(Dataset excerpt)

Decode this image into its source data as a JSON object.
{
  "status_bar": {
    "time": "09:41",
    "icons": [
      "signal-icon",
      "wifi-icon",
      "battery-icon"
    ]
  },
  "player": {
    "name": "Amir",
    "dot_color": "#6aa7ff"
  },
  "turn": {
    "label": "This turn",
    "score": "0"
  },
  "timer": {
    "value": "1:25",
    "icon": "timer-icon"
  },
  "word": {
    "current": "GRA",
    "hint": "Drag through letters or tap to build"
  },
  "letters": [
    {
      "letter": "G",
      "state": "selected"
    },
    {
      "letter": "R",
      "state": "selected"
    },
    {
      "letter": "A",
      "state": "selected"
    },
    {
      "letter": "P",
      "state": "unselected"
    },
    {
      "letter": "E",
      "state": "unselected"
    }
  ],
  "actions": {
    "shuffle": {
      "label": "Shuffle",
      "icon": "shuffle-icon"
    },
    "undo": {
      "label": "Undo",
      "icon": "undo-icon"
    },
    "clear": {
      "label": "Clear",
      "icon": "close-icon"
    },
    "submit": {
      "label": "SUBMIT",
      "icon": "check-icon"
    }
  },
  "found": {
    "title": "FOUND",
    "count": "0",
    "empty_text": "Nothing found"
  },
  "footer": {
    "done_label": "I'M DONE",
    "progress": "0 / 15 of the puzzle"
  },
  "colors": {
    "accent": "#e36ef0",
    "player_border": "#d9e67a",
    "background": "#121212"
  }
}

## Set task:
Quote the whole listing above, leaving nothing out.

## Exercise solution:
Decode this image into its source data as a JSON object.
{
  "status_bar": {
    "time": "09:41",
    "icons": [
      "signal-icon",
      "wifi-icon",
      "battery-icon"
    ]
  },
  "player": {
    "name": "Amir",
    "dot_color": "#6aa7ff"
  },
  "turn": {
    "label": "This turn",
    "score": "0"
  },
  "timer": {
    "value": "1:25",
    "icon": "timer-icon"
  },
  "word": {
    "current": "GRA",
    "hint": "Drag through letters or tap to build"
  },
  "letters": [
    {
      "letter": "G",
      "state": "selected"
    },
    {
      "letter": "R",
      "state": "selected"
    },
    {
      "letter": "A",
      "state": "selected"
    },
    {
      "letter": "P",
      "state": "unselected"
    },
    {
      "letter": "E",
      "state": "unselected"
    }
  ],
  "actions": {
    "shuffle": {
      "label": "Shuffle",
      "icon": "shuffle-icon"
    },
    "undo": {
      "label": "Undo",
      "icon": "undo-icon"
    },
    "clear": {
      "label": "Clear",
      "icon": "close-icon"
    },
    "submit": {
      "label": "SUBMIT",
      "icon": "check-icon"
    }
  },
  "found": {
    "title": "FOUND",
    "count": "0",
    "empty_text": "Nothing found"
  },
  "footer": {
    "done_label": "I'M DONE",
    "progress": "0 / 15 of the puzzle"
  },
  "colors": {
    "accent": "#e36ef0",
    "player_border": "#d9e67a",
    "background": "#121212"
  }
}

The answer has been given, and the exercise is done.